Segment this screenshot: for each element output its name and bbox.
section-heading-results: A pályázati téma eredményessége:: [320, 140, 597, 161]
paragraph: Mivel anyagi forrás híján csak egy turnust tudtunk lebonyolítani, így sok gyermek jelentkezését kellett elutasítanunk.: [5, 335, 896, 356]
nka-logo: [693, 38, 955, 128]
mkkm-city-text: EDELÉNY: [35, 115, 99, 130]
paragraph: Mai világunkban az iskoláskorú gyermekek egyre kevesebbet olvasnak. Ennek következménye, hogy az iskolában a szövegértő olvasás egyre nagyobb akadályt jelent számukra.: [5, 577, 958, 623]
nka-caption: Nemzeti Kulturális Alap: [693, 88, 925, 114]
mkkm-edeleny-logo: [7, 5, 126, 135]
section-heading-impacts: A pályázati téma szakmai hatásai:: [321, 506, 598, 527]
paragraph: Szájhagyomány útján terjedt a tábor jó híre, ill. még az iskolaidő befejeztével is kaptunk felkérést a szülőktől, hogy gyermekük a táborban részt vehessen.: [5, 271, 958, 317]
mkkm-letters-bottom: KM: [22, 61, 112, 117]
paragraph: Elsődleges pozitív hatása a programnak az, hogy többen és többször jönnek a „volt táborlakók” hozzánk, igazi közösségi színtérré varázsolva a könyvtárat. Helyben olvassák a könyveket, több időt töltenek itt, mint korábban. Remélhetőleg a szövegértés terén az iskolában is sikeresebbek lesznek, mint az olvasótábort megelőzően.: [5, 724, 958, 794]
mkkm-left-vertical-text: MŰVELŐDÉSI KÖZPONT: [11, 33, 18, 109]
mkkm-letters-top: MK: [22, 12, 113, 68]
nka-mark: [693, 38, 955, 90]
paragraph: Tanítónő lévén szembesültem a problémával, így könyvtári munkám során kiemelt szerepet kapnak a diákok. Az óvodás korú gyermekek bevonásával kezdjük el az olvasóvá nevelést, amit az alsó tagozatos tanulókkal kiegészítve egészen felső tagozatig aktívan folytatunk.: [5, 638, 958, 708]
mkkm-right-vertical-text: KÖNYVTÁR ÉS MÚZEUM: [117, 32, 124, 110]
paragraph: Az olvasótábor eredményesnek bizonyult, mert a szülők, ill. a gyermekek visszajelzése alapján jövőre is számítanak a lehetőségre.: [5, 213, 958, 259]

::::

▸ **WHAT TO PRODUCE**:
Can you copy every line of the records above verbatim, keeping each character, number and bracket unchanged?

▸ **CORRECT OUTPUT**:
Segment this screenshot: for each element output its name and bbox.
section-heading-results: A pályázati téma eredményessége:: [320, 140, 597, 161]
paragraph: Mivel anyagi forrás híján csak egy turnust tudtunk lebonyolítani, így sok gyermek jelentkezését kellett elutasítanunk.: [5, 335, 896, 356]
nka-logo: [693, 38, 955, 128]
mkkm-city-text: EDELÉNY: [35, 115, 99, 130]
paragraph: Mai világunkban az iskoláskorú gyermekek egyre kevesebbet olvasnak. Ennek következménye, hogy az iskolában a szövegértő olvasás egyre nagyobb akadályt jelent számukra.: [5, 577, 958, 623]
nka-caption: Nemzeti Kulturális Alap: [693, 88, 925, 114]
mkkm-edeleny-logo: [7, 5, 126, 135]
section-heading-impacts: A pályázati téma szakmai hatásai:: [321, 506, 598, 527]
paragraph: Szájhagyomány útján terjedt a tábor jó híre, ill. még az iskolaidő befejeztével is kaptunk felkérést a szülőktől, hogy gyermekük a táborban részt vehessen.: [5, 271, 958, 317]
mkkm-letters-bottom: KM: [22, 61, 112, 117]
paragraph: Elsődleges pozitív hatása a programnak az, hogy többen és többször jönnek a „volt táborlakók” hozzánk, igazi közösségi színtérré varázsolva a könyvtárat. Helyben olvassák a könyveket, több időt töltenek itt, mint korábban. Remélhetőleg a szövegértés terén az iskolában is sikeresebbek lesznek, mint az olvasótábort megelőzően.: [5, 724, 958, 794]
mkkm-left-vertical-text: MŰVELŐDÉSI KÖZPONT: [11, 33, 18, 109]
mkkm-letters-top: MK: [22, 12, 113, 68]
nka-mark: [693, 38, 955, 90]
paragraph: Tanítónő lévén szembesültem a problémával, így könyvtári munkám során kiemelt szerepet kapnak a diákok. Az óvodás korú gyermekek bevonásával kezdjük el az olvasóvá nevelést, amit az alsó tagozatos tanulókkal kiegészítve egészen felső tagozatig aktívan folytatunk.: [5, 638, 958, 708]
mkkm-right-vertical-text: KÖNYVTÁR ÉS MÚZEUM: [117, 32, 124, 110]
paragraph: Az olvasótábor eredményesnek bizonyult, mert a szülők, ill. a gyermekek visszajelzése alapján jövőre is számítanak a lehetőségre.: [5, 213, 958, 259]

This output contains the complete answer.